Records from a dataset
★ ★ ★ ★ ★
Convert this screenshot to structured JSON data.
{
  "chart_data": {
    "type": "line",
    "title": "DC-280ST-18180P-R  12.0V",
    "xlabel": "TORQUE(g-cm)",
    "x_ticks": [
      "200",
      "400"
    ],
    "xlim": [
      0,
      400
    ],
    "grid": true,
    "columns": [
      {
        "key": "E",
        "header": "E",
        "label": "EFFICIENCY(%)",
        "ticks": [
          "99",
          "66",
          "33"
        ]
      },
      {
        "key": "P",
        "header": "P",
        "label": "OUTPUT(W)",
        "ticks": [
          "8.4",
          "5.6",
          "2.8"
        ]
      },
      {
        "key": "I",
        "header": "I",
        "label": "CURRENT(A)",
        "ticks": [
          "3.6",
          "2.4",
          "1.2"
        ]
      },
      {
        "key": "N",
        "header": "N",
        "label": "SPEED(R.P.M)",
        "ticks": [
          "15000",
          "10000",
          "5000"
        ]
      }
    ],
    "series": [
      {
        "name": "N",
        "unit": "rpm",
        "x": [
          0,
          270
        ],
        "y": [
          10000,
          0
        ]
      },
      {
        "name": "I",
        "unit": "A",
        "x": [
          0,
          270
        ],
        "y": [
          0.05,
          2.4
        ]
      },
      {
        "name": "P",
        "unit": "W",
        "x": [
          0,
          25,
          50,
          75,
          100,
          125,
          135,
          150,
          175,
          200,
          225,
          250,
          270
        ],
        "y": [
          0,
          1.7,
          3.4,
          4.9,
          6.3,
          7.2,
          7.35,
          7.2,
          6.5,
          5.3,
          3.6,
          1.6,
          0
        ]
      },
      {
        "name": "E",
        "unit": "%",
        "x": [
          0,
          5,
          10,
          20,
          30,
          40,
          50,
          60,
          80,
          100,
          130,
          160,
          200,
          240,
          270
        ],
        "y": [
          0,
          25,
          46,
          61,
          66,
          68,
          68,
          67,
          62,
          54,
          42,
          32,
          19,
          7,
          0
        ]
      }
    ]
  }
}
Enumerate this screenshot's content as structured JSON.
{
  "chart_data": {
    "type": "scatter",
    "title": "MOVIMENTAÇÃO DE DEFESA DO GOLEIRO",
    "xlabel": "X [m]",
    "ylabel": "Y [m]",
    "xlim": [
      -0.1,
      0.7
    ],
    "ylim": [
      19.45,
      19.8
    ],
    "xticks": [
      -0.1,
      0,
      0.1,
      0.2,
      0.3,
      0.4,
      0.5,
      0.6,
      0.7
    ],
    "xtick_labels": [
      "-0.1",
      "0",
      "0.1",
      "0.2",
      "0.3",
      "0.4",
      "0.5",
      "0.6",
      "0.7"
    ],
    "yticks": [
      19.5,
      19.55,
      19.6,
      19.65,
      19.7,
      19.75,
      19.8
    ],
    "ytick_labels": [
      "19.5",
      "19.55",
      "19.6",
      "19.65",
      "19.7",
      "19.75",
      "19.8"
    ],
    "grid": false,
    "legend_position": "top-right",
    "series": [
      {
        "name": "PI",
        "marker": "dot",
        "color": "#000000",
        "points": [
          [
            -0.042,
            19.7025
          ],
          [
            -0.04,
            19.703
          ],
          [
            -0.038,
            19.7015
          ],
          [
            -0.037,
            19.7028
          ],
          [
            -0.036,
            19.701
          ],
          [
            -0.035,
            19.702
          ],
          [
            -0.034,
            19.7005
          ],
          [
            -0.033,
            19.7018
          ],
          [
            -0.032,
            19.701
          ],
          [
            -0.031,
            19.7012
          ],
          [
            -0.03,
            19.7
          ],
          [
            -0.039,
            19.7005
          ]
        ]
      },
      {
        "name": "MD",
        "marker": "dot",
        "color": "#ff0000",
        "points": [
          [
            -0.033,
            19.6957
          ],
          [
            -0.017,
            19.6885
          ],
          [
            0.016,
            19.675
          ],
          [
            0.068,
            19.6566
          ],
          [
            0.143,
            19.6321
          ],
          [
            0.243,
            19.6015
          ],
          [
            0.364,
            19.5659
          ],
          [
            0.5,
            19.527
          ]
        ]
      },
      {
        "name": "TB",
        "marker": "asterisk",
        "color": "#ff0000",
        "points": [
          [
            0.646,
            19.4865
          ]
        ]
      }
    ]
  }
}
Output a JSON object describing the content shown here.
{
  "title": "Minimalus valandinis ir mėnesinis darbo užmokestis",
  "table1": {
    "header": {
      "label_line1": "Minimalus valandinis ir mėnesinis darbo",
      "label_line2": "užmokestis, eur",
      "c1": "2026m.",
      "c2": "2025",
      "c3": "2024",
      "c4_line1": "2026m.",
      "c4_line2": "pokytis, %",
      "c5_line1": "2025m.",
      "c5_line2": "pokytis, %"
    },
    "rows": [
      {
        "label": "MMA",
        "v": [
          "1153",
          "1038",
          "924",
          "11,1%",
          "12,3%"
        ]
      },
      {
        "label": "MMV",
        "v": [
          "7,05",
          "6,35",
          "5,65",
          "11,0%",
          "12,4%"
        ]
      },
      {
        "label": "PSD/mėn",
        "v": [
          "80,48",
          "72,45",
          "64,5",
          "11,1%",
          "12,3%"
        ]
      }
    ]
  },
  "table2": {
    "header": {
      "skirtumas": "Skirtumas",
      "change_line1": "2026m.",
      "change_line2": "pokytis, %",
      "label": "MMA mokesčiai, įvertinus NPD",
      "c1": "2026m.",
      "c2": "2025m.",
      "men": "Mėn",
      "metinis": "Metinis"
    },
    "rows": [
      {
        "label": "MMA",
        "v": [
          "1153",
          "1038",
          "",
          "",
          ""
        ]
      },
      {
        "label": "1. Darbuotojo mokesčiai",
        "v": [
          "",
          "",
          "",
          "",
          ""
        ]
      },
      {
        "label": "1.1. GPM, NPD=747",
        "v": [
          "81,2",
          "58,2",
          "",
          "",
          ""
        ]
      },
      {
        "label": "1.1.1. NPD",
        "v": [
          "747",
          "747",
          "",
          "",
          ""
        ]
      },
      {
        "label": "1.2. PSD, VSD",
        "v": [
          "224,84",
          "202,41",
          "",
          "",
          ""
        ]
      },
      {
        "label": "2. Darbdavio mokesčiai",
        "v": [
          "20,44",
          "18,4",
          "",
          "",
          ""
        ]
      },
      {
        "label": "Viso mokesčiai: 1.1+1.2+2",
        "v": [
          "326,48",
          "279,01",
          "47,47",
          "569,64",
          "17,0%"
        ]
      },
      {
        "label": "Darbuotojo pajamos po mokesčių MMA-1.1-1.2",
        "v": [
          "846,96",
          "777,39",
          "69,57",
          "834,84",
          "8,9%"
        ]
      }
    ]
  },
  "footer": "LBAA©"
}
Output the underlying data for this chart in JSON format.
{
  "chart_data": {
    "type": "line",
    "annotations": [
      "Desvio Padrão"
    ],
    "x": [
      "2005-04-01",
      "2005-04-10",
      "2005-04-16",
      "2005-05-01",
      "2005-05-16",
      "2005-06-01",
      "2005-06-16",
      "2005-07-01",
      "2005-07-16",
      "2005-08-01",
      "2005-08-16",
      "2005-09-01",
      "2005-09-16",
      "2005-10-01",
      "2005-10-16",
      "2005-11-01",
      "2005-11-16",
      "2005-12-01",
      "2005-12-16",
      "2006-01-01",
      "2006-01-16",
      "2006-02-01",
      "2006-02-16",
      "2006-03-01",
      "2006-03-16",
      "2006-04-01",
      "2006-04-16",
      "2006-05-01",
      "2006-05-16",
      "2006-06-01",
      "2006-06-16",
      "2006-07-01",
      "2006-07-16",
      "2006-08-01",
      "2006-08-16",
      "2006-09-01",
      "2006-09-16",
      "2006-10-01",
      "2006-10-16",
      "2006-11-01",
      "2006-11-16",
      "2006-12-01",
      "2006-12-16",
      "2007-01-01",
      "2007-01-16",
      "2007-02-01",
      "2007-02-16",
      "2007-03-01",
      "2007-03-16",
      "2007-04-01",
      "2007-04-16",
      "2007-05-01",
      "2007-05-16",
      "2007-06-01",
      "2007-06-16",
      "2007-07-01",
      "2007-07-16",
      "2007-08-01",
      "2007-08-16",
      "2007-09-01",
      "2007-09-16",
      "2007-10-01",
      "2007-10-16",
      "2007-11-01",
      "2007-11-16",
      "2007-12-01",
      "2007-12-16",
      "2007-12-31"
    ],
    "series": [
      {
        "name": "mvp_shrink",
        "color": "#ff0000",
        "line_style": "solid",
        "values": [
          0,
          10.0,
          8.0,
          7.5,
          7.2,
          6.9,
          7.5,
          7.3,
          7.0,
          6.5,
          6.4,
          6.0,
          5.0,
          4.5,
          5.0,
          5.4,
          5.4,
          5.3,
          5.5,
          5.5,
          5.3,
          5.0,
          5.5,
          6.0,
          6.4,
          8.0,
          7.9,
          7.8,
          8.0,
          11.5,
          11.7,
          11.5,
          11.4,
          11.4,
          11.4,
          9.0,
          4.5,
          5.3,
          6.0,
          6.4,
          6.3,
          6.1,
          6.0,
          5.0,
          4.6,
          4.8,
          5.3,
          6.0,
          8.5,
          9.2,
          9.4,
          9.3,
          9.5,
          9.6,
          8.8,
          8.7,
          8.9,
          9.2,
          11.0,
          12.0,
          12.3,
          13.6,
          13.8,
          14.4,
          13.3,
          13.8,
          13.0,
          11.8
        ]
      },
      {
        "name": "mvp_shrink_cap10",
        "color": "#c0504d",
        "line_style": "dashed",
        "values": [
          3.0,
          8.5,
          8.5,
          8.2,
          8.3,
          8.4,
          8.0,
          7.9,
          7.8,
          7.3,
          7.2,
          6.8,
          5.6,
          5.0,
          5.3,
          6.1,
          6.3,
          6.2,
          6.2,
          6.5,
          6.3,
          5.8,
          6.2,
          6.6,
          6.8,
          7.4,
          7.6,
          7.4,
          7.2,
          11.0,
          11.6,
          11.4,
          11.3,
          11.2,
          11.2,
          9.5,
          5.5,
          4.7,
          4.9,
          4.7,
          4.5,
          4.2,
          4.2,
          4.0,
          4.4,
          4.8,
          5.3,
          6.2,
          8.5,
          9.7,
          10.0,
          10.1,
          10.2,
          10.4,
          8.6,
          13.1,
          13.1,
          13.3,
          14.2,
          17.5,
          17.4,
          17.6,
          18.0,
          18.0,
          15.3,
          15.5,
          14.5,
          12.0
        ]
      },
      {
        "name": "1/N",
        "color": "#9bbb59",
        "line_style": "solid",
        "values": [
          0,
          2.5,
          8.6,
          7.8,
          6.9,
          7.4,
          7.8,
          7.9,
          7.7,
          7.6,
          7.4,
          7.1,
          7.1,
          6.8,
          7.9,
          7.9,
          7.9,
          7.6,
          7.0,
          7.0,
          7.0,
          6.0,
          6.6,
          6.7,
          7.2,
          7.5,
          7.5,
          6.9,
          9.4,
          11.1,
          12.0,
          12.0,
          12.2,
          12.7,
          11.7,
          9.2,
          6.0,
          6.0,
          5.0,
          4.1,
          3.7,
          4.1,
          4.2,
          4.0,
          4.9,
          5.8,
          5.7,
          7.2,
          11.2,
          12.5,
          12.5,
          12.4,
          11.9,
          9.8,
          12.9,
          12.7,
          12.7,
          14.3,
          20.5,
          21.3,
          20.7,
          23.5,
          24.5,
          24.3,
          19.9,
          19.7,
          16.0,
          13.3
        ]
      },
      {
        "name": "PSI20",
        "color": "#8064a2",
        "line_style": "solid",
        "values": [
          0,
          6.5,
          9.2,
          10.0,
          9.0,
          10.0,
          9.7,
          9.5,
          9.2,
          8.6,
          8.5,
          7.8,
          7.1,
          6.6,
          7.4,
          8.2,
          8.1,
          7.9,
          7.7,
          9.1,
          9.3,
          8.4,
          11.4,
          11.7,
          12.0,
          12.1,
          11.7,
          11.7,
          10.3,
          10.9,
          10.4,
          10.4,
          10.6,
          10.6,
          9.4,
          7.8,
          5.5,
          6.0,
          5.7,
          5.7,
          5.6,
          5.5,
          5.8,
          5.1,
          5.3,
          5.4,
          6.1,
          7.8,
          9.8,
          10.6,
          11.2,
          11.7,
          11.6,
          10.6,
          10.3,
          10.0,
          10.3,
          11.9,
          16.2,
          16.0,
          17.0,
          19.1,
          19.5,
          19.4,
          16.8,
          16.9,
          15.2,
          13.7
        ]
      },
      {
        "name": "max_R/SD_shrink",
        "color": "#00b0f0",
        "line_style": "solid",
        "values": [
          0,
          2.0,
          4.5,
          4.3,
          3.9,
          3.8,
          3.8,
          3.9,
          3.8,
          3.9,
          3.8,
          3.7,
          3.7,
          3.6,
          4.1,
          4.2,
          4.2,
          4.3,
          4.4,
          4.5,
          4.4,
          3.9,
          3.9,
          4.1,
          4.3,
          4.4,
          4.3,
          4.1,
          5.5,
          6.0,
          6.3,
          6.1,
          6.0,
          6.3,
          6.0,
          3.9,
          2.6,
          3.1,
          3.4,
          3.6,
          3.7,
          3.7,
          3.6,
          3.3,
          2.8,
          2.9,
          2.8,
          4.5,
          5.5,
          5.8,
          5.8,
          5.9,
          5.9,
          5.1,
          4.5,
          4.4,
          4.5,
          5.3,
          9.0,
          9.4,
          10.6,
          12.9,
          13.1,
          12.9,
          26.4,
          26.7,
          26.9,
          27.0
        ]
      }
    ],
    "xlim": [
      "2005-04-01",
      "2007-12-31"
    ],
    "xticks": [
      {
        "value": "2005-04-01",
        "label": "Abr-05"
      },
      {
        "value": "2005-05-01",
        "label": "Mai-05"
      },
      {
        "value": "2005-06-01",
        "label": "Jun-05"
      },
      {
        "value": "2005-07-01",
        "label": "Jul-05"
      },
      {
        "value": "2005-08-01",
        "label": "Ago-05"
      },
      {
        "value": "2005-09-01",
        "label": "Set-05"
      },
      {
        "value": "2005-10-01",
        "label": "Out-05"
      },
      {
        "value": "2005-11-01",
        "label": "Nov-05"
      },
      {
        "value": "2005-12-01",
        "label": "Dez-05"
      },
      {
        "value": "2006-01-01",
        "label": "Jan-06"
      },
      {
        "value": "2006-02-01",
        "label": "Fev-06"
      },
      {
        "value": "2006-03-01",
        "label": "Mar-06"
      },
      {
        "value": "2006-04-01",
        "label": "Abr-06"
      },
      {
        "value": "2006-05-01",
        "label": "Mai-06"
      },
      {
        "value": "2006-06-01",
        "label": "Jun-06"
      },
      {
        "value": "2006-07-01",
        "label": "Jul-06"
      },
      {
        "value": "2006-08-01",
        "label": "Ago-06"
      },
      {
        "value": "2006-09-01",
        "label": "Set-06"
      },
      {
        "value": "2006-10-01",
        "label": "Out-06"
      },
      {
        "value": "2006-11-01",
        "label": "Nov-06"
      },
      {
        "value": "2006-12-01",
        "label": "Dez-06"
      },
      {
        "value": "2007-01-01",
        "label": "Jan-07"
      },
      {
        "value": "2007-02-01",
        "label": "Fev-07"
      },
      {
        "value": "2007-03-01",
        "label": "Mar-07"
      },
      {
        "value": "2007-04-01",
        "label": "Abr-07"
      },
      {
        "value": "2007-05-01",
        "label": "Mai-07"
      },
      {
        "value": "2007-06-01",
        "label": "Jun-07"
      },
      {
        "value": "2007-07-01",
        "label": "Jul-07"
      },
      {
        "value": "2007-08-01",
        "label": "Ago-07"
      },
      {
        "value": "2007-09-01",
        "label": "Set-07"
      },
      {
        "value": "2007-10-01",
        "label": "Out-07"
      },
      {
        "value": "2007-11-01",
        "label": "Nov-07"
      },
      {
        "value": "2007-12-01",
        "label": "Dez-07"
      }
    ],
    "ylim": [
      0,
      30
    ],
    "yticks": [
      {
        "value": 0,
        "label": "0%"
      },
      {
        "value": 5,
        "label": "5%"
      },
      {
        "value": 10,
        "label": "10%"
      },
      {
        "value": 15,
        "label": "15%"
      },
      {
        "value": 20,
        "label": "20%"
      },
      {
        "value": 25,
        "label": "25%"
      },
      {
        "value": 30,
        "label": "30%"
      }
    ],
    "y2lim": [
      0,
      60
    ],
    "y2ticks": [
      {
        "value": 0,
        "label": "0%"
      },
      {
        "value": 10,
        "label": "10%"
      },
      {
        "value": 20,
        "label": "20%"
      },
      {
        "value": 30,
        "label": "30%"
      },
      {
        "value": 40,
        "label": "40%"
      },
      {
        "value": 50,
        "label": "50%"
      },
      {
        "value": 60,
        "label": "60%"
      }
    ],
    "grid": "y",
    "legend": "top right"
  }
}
★ ★ ★ ★ ★
Select every line where the word "mokesčiai" occurs.

      "label": "MMA mokesčiai, įvertinus NPD",
        "label": "1. Darbuotojo mokesčiai",
        "label": "2. Darbdavio mokesčiai",
        "label": "Viso mokesčiai: 1.1+1.2+2",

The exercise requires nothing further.